| Goal |
Reproduce the entries below in full, word for word.

| Data supplied |
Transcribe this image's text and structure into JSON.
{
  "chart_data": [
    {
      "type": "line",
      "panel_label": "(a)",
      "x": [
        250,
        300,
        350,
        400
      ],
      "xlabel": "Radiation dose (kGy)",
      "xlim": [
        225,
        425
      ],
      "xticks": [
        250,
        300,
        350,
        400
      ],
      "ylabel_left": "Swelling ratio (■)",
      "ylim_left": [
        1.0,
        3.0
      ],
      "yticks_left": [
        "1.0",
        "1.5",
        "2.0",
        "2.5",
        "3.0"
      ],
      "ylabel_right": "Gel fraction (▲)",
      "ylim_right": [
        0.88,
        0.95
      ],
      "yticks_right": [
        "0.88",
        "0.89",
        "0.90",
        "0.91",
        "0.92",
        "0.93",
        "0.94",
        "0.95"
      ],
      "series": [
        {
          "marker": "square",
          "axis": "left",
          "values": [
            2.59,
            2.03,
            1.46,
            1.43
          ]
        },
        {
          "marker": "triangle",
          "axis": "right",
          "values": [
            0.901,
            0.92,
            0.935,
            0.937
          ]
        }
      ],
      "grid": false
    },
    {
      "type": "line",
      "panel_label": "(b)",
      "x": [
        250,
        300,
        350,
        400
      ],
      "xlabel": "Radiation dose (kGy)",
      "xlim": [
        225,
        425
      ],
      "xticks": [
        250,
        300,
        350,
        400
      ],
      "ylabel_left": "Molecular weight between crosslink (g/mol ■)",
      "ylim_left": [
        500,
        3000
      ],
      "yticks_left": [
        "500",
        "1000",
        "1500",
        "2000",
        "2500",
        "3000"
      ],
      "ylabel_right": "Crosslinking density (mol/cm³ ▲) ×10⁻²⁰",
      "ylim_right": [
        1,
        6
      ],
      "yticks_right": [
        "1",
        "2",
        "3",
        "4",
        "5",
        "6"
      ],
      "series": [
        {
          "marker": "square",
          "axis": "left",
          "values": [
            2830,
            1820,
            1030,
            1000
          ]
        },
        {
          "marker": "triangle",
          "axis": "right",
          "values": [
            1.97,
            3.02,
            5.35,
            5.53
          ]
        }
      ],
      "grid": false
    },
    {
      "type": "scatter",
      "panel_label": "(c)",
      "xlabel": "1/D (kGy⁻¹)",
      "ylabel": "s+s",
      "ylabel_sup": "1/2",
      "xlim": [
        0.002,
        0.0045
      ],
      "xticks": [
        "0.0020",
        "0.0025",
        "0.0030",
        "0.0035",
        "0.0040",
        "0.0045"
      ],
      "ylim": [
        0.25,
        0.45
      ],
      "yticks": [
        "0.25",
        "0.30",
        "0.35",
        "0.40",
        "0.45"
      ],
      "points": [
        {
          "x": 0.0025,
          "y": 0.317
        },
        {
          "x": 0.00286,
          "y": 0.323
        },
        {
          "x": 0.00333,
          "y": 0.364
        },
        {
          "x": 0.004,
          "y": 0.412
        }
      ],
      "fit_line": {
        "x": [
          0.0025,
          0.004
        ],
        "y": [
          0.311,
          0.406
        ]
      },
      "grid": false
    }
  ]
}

| Task solution |
Transcribe this image's text and structure into JSON.
{
  "chart_data": [
    {
      "type": "line",
      "panel_label": "(a)",
      "x": [
        250,
        300,
        350,
        400
      ],
      "xlabel": "Radiation dose (kGy)",
      "xlim": [
        225,
        425
      ],
      "xticks": [
        250,
        300,
        350,
        400
      ],
      "ylabel_left": "Swelling ratio (■)",
      "ylim_left": [
        1.0,
        3.0
      ],
      "yticks_left": [
        "1.0",
        "1.5",
        "2.0",
        "2.5",
        "3.0"
      ],
      "ylabel_right": "Gel fraction (▲)",
      "ylim_right": [
        0.88,
        0.95
      ],
      "yticks_right": [
        "0.88",
        "0.89",
        "0.90",
        "0.91",
        "0.92",
        "0.93",
        "0.94",
        "0.95"
      ],
      "series": [
        {
          "marker": "square",
          "axis": "left",
          "values": [
            2.59,
            2.03,
            1.46,
            1.43
          ]
        },
        {
          "marker": "triangle",
          "axis": "right",
          "values": [
            0.901,
            0.92,
            0.935,
            0.937
          ]
        }
      ],
      "grid": false
    },
    {
      "type": "line",
      "panel_label": "(b)",
      "x": [
        250,
        300,
        350,
        400
      ],
      "xlabel": "Radiation dose (kGy)",
      "xlim": [
        225,
        425
      ],
      "xticks": [
        250,
        300,
        350,
        400
      ],
      "ylabel_left": "Molecular weight between crosslink (g/mol ■)",
      "ylim_left": [
        500,
        3000
      ],
      "yticks_left": [
        "500",
        "1000",
        "1500",
        "2000",
        "2500",
        "3000"
      ],
      "ylabel_right": "Crosslinking density (mol/cm³ ▲) ×10⁻²⁰",
      "ylim_right": [
        1,
        6
      ],
      "yticks_right": [
        "1",
        "2",
        "3",
        "4",
        "5",
        "6"
      ],
      "series": [
        {
          "marker": "square",
          "axis": "left",
          "values": [
            2830,
            1820,
            1030,
            1000
          ]
        },
        {
          "marker": "triangle",
          "axis": "right",
          "values": [
            1.97,
            3.02,
            5.35,
            5.53
          ]
        }
      ],
      "grid": false
    },
    {
      "type": "scatter",
      "panel_label": "(c)",
      "xlabel": "1/D (kGy⁻¹)",
      "ylabel": "s+s",
      "ylabel_sup": "1/2",
      "xlim": [
        0.002,
        0.0045
      ],
      "xticks": [
        "0.0020",
        "0.0025",
        "0.0030",
        "0.0035",
        "0.0040",
        "0.0045"
      ],
      "ylim": [
        0.25,
        0.45
      ],
      "yticks": [
        "0.25",
        "0.30",
        "0.35",
        "0.40",
        "0.45"
      ],
      "points": [
        {
          "x": 0.0025,
          "y": 0.317
        },
        {
          "x": 0.00286,
          "y": 0.323
        },
        {
          "x": 0.00333,
          "y": 0.364
        },
        {
          "x": 0.004,
          "y": 0.412
        }
      ],
      "fit_line": {
        "x": [
          0.0025,
          0.004
        ],
        "y": [
          0.311,
          0.406
        ]
      },
      "grid": false
    }
  ]
}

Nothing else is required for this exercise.